[BEGIN]

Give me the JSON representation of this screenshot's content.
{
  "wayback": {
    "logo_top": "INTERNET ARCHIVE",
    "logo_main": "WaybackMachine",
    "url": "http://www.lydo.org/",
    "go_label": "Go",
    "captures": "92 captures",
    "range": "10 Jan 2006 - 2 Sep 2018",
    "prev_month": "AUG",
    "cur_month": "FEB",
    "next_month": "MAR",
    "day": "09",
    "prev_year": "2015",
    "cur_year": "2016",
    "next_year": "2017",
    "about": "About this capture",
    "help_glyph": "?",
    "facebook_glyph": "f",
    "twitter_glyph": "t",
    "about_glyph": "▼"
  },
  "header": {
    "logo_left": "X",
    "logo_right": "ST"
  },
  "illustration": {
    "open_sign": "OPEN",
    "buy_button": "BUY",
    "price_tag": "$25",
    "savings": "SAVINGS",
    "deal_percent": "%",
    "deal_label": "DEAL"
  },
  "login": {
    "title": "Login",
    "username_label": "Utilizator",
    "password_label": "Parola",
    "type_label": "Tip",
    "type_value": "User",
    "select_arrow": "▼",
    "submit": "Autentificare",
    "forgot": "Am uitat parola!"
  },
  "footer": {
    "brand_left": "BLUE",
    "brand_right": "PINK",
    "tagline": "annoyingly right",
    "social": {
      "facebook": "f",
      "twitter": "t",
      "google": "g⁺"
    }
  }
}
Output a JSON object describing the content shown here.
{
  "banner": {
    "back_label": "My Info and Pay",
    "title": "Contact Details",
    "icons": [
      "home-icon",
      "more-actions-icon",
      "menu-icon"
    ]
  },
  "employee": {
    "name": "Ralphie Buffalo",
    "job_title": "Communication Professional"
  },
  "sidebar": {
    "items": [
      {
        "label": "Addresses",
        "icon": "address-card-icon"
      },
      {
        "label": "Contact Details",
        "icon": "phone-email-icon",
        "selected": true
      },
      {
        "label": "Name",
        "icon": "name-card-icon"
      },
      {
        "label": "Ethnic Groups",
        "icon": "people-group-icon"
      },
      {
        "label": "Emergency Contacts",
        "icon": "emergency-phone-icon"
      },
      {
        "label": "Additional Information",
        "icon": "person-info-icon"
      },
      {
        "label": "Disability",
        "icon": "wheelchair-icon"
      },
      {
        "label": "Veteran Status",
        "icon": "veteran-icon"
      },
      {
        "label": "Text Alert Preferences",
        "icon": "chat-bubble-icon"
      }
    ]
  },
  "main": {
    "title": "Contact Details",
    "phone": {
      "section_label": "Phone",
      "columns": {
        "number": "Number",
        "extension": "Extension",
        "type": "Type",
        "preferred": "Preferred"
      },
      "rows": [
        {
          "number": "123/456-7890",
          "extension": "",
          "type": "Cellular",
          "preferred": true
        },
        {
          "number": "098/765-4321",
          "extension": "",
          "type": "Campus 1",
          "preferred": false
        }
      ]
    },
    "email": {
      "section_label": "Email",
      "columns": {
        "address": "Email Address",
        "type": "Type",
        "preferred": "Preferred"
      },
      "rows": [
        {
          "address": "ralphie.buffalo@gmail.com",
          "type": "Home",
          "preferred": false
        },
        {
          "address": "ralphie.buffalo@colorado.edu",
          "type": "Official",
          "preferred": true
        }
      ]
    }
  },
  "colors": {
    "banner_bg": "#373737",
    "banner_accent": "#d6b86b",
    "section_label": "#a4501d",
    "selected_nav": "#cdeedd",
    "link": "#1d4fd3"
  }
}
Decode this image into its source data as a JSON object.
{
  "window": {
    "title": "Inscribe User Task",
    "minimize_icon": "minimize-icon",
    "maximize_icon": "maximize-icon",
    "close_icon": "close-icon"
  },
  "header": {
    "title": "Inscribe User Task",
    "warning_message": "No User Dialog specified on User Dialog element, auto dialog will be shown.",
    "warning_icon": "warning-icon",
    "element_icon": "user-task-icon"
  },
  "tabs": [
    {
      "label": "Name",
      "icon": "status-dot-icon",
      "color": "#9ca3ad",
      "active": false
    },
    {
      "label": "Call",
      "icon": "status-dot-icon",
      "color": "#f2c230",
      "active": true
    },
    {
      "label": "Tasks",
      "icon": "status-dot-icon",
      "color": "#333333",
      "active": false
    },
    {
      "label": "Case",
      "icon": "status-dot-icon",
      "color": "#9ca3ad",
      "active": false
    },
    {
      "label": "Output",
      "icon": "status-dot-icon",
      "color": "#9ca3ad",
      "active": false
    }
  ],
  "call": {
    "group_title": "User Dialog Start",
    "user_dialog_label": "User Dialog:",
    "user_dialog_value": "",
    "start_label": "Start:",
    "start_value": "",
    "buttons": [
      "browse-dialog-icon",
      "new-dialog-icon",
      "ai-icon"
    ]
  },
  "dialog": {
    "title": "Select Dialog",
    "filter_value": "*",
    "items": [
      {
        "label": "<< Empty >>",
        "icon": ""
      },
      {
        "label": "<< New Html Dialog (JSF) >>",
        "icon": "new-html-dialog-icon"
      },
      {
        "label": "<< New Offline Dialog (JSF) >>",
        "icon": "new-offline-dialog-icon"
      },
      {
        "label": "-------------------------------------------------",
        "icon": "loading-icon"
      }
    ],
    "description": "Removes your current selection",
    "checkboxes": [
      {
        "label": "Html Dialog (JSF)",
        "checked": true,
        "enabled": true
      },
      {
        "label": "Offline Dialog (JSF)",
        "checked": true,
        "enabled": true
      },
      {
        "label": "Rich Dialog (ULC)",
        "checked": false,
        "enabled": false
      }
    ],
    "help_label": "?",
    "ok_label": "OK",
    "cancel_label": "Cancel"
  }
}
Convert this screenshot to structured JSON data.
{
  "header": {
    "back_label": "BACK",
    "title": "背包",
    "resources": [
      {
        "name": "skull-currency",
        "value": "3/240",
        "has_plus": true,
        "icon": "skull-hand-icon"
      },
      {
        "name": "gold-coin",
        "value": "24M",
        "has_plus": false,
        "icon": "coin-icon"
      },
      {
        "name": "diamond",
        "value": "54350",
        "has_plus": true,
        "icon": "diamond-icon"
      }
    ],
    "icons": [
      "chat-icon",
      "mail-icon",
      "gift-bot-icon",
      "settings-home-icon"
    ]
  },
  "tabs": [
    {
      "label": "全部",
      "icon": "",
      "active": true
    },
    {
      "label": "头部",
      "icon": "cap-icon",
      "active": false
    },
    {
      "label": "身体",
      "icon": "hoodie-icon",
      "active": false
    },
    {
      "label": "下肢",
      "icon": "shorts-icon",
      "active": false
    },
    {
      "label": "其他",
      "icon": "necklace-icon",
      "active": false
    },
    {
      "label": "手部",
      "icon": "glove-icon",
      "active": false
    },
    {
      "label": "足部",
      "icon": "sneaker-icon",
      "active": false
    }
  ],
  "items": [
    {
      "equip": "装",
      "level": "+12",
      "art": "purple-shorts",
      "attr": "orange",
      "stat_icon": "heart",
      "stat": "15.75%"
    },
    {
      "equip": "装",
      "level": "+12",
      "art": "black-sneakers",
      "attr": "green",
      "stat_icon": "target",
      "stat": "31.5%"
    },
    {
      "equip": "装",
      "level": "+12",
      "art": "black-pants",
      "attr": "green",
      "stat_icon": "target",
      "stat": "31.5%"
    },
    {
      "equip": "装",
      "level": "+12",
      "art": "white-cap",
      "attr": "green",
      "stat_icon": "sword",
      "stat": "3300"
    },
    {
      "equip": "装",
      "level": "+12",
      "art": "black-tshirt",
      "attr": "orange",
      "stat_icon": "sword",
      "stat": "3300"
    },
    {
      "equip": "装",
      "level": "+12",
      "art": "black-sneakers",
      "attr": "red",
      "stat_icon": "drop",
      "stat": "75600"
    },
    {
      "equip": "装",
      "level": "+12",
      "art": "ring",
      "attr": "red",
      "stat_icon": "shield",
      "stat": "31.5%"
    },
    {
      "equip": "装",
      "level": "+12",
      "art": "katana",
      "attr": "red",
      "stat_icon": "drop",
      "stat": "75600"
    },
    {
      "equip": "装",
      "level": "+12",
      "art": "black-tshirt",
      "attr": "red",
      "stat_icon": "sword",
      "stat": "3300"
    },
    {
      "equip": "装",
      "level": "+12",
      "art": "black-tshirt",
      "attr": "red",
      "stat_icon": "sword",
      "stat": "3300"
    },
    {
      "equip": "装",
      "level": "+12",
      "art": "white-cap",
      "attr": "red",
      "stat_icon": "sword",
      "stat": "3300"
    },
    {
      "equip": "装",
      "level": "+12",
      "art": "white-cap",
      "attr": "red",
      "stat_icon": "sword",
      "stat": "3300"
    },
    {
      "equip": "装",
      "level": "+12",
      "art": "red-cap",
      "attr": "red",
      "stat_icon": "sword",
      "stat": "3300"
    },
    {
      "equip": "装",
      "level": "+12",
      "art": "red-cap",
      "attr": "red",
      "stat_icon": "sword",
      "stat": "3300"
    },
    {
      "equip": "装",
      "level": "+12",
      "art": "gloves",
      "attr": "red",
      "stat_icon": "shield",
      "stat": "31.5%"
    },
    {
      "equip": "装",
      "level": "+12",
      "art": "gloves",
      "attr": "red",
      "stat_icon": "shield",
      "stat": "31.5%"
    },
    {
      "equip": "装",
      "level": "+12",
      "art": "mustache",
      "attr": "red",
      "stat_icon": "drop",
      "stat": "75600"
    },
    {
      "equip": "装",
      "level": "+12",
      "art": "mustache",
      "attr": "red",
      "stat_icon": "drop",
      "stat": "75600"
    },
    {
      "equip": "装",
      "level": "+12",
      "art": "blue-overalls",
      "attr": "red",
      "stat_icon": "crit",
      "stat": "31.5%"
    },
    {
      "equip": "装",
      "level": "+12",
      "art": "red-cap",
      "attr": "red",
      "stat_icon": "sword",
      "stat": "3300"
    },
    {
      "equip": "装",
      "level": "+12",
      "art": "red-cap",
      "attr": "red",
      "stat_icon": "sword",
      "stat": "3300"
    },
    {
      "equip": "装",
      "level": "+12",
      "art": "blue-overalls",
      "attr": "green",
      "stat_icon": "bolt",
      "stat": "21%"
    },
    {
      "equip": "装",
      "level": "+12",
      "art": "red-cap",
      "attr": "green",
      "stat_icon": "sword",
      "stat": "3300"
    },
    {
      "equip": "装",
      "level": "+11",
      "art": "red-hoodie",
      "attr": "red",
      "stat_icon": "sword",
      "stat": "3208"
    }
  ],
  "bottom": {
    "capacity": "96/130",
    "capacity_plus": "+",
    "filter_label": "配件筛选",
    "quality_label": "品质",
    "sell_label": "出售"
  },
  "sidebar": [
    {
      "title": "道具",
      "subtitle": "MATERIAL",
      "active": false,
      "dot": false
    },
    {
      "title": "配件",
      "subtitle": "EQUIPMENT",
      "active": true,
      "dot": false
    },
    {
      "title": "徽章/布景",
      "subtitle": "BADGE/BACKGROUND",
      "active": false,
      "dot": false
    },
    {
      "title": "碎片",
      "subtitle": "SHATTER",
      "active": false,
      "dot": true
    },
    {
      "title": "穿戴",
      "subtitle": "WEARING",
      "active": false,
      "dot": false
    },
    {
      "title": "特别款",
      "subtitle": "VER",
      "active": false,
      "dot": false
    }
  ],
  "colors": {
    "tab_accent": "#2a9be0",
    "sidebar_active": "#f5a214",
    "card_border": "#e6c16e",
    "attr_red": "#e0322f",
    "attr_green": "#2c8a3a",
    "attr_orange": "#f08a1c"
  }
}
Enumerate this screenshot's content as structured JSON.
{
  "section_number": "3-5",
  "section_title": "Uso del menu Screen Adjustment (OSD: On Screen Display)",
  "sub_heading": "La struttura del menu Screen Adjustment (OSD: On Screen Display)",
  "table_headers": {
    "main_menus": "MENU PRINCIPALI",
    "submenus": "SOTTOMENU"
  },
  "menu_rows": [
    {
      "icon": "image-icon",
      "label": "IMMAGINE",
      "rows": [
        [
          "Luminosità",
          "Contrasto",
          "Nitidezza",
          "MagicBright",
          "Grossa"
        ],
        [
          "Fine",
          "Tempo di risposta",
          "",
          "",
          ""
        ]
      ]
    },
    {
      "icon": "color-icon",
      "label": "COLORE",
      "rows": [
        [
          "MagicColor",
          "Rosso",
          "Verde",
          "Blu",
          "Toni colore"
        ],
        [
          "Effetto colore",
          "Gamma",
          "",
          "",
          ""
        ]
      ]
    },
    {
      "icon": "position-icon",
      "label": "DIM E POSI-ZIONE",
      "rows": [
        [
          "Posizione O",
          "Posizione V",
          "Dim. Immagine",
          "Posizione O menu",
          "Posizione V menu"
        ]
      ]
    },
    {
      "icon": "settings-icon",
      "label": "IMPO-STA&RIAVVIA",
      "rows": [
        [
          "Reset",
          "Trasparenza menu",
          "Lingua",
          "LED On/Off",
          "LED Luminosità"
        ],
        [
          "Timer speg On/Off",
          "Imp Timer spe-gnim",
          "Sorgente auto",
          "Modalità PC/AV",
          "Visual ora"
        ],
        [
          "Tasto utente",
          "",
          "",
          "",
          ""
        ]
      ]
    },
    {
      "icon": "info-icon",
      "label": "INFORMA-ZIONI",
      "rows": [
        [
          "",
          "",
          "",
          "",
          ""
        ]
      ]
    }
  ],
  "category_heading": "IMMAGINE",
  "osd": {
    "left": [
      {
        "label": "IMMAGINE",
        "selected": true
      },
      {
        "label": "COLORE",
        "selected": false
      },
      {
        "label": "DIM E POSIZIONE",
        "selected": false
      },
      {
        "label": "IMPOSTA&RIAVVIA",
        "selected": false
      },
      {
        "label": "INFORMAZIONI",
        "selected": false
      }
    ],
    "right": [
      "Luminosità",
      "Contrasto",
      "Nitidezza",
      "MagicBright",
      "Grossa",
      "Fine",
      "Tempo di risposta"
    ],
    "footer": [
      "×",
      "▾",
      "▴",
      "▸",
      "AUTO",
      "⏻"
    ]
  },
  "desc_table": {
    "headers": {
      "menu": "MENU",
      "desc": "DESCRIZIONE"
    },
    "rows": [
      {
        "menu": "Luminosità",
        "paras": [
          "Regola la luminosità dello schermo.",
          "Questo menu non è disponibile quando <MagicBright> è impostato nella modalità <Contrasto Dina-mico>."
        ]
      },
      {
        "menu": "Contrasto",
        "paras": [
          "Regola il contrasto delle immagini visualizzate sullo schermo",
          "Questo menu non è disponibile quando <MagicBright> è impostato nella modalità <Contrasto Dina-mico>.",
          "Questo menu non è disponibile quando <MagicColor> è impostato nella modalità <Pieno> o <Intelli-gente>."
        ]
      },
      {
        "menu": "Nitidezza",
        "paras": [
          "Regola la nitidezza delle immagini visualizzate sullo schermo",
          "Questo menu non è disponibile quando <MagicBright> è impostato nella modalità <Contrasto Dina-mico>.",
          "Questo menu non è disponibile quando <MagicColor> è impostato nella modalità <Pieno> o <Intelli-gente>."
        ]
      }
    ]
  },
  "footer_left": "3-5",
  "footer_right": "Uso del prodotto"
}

[END]

Select the lines from the entries that include the word "RIAVVIA".

      "label": "IMPO-STA&RIAVVIA",
        "label": "IMPOSTA&RIAVVIA",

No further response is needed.